Each entry in the listing below should be restated word for word.
·····
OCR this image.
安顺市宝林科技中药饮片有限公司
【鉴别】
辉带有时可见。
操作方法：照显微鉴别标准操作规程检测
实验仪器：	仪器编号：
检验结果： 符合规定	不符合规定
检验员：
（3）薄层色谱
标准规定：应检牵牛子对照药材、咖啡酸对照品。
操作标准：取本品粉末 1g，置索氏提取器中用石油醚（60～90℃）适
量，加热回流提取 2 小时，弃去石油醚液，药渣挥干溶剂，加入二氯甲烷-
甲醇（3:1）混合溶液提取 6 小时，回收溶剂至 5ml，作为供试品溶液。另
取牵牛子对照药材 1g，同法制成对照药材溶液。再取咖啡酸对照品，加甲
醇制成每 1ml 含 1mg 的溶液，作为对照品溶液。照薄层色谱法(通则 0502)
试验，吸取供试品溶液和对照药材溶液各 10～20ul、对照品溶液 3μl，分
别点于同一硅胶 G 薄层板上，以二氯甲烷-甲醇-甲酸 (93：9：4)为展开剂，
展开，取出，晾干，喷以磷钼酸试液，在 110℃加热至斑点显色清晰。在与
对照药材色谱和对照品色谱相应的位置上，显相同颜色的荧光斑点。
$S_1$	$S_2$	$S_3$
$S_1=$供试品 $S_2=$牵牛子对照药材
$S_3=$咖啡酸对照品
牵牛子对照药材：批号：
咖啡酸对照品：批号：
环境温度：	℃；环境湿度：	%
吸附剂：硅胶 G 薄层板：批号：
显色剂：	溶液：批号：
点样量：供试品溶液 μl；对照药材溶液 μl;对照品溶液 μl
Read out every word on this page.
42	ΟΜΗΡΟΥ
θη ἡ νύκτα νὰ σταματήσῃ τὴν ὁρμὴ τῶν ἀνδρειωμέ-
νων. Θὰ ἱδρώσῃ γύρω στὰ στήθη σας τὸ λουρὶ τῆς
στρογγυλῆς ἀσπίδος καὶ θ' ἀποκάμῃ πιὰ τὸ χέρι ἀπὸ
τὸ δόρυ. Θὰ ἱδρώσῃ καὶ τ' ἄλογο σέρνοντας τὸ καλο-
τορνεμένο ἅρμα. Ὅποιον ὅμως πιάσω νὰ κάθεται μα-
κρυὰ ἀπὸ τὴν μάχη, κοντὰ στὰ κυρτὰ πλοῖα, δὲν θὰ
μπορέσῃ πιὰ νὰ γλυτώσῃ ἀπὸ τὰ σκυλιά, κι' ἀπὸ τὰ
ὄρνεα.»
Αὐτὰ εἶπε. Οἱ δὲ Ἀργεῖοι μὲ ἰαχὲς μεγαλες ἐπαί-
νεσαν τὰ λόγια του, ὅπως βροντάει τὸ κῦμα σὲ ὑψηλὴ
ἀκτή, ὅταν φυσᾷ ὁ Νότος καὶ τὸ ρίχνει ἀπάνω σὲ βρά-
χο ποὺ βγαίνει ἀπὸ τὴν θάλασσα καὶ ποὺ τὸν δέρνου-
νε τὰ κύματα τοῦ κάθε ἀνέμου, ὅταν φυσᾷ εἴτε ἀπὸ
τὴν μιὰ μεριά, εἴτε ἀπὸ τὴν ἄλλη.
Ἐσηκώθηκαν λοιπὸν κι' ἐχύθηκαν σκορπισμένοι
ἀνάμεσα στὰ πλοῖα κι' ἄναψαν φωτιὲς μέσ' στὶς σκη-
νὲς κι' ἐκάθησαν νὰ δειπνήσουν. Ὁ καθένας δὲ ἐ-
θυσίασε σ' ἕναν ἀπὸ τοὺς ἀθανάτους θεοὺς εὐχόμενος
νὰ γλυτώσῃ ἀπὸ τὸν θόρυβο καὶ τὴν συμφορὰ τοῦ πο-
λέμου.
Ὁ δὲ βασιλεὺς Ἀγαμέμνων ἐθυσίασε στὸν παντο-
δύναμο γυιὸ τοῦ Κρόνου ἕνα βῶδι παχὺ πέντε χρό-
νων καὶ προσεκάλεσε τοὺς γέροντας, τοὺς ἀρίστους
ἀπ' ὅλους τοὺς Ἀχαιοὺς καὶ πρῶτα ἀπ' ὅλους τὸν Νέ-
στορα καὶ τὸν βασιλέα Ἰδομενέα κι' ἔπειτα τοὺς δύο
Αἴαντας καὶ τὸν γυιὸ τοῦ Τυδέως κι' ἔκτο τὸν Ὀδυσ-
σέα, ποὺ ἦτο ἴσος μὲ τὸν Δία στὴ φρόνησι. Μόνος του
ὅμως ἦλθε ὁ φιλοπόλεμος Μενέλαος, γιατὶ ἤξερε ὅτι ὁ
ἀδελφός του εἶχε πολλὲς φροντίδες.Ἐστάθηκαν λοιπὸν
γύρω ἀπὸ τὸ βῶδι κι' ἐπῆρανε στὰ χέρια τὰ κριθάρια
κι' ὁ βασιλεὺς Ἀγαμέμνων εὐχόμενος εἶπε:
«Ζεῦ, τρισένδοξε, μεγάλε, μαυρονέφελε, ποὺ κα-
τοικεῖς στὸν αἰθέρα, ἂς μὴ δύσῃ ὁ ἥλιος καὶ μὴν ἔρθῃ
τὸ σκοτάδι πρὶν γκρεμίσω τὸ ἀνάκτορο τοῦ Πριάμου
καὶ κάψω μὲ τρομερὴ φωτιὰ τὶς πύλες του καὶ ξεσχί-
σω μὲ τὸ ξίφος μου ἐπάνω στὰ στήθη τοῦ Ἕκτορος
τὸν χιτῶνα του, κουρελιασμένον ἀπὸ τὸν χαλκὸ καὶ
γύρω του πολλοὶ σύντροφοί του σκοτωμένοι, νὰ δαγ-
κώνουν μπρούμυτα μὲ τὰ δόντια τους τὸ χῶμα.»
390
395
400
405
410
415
·····
### Response for this exercise
OCR this image.
安顺市宝林科技中药饮片有限公司
【鉴别】
辉带有时可见。
操作方法：照显微鉴别标准操作规程检测
实验仪器：	仪器编号：
检验结果： 符合规定	不符合规定
检验员：
（3）薄层色谱
标准规定：应检牵牛子对照药材、咖啡酸对照品。
操作标准：取本品粉末 1g，置索氏提取器中用石油醚（60～90℃）适
量，加热回流提取 2 小时，弃去石油醚液，药渣挥干溶剂，加入二氯甲烷-
甲醇（3:1）混合溶液提取 6 小时，回收溶剂至 5ml，作为供试品溶液。另
取牵牛子对照药材 1g，同法制成对照药材溶液。再取咖啡酸对照品，加甲
醇制成每 1ml 含 1mg 的溶液，作为对照品溶液。照薄层色谱法(通则 0502)
试验，吸取供试品溶液和对照药材溶液各 10～20ul、对照品溶液 3μl，分
别点于同一硅胶 G 薄层板上，以二氯甲烷-甲醇-甲酸 (93：9：4)为展开剂，
展开，取出，晾干，喷以磷钼酸试液，在 110℃加热至斑点显色清晰。在与
对照药材色谱和对照品色谱相应的位置上，显相同颜色的荧光斑点。
$S_1$	$S_2$	$S_3$
$S_1=$供试品 $S_2=$牵牛子对照药材
$S_3=$咖啡酸对照品
牵牛子对照药材：批号：
咖啡酸对照品：批号：
环境温度：	℃；环境湿度：	%
吸附剂：硅胶 G 薄层板：批号：
显色剂：	溶液：批号：
点样量：供试品溶液 μl；对照药材溶液 μl;对照品溶液 μl
Read out every word on this page.
42	ΟΜΗΡΟΥ
θη ἡ νύκτα νὰ σταματήσῃ τὴν ὁρμὴ τῶν ἀνδρειωμέ-
νων. Θὰ ἱδρώσῃ γύρω στὰ στήθη σας τὸ λουρὶ τῆς
στρογγυλῆς ἀσπίδος καὶ θ' ἀποκάμῃ πιὰ τὸ χέρι ἀπὸ
τὸ δόρυ. Θὰ ἱδρώσῃ καὶ τ' ἄλογο σέρνοντας τὸ καλο-
τορνεμένο ἅρμα. Ὅποιον ὅμως πιάσω νὰ κάθεται μα-
κρυὰ ἀπὸ τὴν μάχη, κοντὰ στὰ κυρτὰ πλοῖα, δὲν θὰ
μπορέσῃ πιὰ νὰ γλυτώσῃ ἀπὸ τὰ σκυλιά, κι' ἀπὸ τὰ
ὄρνεα.»
Αὐτὰ εἶπε. Οἱ δὲ Ἀργεῖοι μὲ ἰαχὲς μεγαλες ἐπαί-
νεσαν τὰ λόγια του, ὅπως βροντάει τὸ κῦμα σὲ ὑψηλὴ
ἀκτή, ὅταν φυσᾷ ὁ Νότος καὶ τὸ ρίχνει ἀπάνω σὲ βρά-
χο ποὺ βγαίνει ἀπὸ τὴν θάλασσα καὶ ποὺ τὸν δέρνου-
νε τὰ κύματα τοῦ κάθε ἀνέμου, ὅταν φυσᾷ εἴτε ἀπὸ
τὴν μιὰ μεριά, εἴτε ἀπὸ τὴν ἄλλη.
Ἐσηκώθηκαν λοιπὸν κι' ἐχύθηκαν σκορπισμένοι
ἀνάμεσα στὰ πλοῖα κι' ἄναψαν φωτιὲς μέσ' στὶς σκη-
νὲς κι' ἐκάθησαν νὰ δειπνήσουν. Ὁ καθένας δὲ ἐ-
θυσίασε σ' ἕναν ἀπὸ τοὺς ἀθανάτους θεοὺς εὐχόμενος
νὰ γλυτώσῃ ἀπὸ τὸν θόρυβο καὶ τὴν συμφορὰ τοῦ πο-
λέμου.
Ὁ δὲ βασιλεὺς Ἀγαμέμνων ἐθυσίασε στὸν παντο-
δύναμο γυιὸ τοῦ Κρόνου ἕνα βῶδι παχὺ πέντε χρό-
νων καὶ προσεκάλεσε τοὺς γέροντας, τοὺς ἀρίστους
ἀπ' ὅλους τοὺς Ἀχαιοὺς καὶ πρῶτα ἀπ' ὅλους τὸν Νέ-
στορα καὶ τὸν βασιλέα Ἰδομενέα κι' ἔπειτα τοὺς δύο
Αἴαντας καὶ τὸν γυιὸ τοῦ Τυδέως κι' ἔκτο τὸν Ὀδυσ-
σέα, ποὺ ἦτο ἴσος μὲ τὸν Δία στὴ φρόνησι. Μόνος του
ὅμως ἦλθε ὁ φιλοπόλεμος Μενέλαος, γιατὶ ἤξερε ὅτι ὁ
ἀδελφός του εἶχε πολλὲς φροντίδες.Ἐστάθηκαν λοιπὸν
γύρω ἀπὸ τὸ βῶδι κι' ἐπῆρανε στὰ χέρια τὰ κριθάρια
κι' ὁ βασιλεὺς Ἀγαμέμνων εὐχόμενος εἶπε:
«Ζεῦ, τρισένδοξε, μεγάλε, μαυρονέφελε, ποὺ κα-
τοικεῖς στὸν αἰθέρα, ἂς μὴ δύσῃ ὁ ἥλιος καὶ μὴν ἔρθῃ
τὸ σκοτάδι πρὶν γκρεμίσω τὸ ἀνάκτορο τοῦ Πριάμου
καὶ κάψω μὲ τρομερὴ φωτιὰ τὶς πύλες του καὶ ξεσχί-
σω μὲ τὸ ξίφος μου ἐπάνω στὰ στήθη τοῦ Ἕκτορος
τὸν χιτῶνα του, κουρελιασμένον ἀπὸ τὸν χαλκὸ καὶ
γύρω του πολλοὶ σύντροφοί του σκοτωμένοι, νὰ δαγ-
κώνουν μπρούμυτα μὲ τὰ δόντια τους τὸ χῶμα.»
390
395
400
405
410
415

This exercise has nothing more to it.